* Aim
Read the records below and copy each line that contains "Thanks".

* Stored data

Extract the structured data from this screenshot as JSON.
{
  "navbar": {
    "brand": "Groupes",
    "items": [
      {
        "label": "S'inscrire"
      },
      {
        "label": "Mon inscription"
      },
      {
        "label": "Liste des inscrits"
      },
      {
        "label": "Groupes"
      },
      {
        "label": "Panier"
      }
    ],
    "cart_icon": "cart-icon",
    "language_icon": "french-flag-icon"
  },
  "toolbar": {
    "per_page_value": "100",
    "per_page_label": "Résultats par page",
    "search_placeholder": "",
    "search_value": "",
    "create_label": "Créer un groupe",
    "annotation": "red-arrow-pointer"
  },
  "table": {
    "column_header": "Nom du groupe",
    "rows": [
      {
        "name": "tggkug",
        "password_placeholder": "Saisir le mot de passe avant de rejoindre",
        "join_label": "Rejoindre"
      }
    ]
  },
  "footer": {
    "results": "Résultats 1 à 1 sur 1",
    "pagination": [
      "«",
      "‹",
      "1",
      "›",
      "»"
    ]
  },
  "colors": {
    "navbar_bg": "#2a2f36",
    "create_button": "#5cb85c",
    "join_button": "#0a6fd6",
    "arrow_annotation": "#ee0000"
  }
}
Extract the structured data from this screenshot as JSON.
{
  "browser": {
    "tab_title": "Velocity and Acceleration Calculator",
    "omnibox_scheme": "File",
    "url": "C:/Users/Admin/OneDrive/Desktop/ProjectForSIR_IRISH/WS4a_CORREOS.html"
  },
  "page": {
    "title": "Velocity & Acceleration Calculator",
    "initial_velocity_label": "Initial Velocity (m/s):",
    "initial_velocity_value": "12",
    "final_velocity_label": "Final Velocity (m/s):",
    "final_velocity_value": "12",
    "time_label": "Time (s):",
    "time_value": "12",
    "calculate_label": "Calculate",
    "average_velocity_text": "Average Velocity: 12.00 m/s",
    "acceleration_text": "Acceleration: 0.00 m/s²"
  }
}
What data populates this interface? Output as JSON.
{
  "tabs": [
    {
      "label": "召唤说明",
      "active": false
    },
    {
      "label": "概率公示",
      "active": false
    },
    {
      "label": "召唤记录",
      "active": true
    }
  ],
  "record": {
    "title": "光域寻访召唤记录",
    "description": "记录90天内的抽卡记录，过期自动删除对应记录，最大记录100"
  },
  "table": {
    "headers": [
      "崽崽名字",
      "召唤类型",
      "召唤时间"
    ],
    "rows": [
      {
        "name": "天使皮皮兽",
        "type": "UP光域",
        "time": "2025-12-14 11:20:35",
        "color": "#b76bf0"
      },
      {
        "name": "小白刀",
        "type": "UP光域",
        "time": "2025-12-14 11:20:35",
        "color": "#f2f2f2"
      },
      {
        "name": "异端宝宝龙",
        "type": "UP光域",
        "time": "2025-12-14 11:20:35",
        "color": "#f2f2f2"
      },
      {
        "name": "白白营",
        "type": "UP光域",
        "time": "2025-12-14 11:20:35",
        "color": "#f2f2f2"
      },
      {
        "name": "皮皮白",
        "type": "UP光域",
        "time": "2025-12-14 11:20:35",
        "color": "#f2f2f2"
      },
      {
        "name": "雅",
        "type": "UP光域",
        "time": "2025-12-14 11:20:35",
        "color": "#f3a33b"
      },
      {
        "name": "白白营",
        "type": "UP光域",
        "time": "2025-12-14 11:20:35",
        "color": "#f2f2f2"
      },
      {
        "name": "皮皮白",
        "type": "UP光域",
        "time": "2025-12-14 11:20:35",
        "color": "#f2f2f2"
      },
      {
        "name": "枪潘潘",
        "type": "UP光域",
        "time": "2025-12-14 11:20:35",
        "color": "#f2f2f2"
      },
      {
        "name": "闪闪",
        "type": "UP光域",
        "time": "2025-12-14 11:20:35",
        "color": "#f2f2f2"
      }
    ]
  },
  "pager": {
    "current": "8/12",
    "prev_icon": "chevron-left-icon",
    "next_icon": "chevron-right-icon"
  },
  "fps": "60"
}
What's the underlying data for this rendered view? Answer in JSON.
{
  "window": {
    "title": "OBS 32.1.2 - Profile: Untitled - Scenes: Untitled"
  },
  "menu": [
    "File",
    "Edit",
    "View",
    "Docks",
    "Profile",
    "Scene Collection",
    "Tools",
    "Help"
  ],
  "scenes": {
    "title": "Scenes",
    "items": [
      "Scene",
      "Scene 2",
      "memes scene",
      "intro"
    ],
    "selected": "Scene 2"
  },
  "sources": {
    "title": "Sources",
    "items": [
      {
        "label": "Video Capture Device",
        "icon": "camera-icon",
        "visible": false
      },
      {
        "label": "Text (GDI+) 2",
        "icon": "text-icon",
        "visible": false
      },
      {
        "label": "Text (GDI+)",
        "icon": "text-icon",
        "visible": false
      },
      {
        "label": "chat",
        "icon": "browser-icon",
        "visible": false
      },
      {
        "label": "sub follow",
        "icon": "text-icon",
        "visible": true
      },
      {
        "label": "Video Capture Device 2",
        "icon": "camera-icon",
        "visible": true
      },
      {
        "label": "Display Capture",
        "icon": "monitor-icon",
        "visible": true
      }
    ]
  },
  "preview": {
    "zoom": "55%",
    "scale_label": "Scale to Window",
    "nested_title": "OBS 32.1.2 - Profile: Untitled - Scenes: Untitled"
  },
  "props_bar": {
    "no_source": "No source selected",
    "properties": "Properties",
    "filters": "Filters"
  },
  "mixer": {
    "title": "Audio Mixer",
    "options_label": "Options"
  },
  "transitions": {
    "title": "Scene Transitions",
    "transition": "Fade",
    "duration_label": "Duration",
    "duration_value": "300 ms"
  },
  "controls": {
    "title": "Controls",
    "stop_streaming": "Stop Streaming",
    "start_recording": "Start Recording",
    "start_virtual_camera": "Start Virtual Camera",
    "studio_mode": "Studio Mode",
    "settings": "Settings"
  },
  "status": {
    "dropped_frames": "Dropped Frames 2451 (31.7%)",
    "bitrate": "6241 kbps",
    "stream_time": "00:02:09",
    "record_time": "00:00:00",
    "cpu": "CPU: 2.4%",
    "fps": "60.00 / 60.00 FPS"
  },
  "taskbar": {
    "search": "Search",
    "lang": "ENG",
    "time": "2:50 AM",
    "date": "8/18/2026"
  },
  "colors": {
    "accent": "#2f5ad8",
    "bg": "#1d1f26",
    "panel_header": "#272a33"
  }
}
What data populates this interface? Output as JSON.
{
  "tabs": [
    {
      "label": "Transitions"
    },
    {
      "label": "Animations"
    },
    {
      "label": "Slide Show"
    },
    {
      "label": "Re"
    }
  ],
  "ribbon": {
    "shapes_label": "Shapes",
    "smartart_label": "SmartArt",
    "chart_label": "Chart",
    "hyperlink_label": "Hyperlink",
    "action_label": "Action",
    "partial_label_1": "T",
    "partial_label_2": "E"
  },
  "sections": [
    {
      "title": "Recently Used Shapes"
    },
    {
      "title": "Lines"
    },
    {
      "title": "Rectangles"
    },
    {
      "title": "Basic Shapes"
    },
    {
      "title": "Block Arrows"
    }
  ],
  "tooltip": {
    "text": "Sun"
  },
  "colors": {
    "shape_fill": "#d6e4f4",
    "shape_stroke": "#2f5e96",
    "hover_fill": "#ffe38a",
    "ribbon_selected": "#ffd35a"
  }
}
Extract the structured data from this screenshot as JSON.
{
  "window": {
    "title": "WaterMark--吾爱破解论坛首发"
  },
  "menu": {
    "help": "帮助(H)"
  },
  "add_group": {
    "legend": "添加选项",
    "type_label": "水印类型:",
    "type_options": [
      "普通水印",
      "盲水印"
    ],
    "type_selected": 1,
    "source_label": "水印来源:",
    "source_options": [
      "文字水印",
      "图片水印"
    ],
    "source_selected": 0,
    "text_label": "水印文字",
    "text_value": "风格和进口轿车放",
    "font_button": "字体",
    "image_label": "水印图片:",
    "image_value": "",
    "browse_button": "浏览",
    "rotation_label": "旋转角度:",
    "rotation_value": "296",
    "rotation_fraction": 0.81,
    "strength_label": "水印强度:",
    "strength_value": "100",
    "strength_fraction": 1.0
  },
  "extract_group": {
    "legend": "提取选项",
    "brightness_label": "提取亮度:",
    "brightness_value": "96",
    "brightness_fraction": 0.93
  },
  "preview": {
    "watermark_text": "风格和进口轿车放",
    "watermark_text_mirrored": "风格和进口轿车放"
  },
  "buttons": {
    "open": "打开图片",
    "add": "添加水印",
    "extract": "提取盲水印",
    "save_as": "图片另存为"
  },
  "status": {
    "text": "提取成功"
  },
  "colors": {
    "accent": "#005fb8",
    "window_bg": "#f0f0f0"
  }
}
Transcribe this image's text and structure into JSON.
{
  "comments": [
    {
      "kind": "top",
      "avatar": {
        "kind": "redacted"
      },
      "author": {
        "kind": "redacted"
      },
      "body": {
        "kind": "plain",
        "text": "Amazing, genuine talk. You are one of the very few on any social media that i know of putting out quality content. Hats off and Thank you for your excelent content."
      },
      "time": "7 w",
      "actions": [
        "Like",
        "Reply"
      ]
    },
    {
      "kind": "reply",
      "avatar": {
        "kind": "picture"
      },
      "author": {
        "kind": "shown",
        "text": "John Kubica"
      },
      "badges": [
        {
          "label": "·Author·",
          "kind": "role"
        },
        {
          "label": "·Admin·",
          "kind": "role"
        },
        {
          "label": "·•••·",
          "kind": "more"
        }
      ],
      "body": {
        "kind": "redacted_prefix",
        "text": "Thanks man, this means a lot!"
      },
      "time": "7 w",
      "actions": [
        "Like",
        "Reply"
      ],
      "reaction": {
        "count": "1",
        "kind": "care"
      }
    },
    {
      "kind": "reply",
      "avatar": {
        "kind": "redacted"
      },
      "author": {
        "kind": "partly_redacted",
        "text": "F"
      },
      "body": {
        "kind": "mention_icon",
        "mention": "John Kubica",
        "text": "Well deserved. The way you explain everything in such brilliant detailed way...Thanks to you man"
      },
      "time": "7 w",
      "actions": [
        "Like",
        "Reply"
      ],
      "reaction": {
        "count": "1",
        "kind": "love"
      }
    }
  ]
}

* Answer to this exercise
        "text": "Thanks man, this means a lot!"
        "text": "Well deserved. The way you explain everything in such brilliant detailed way...Thanks to you man"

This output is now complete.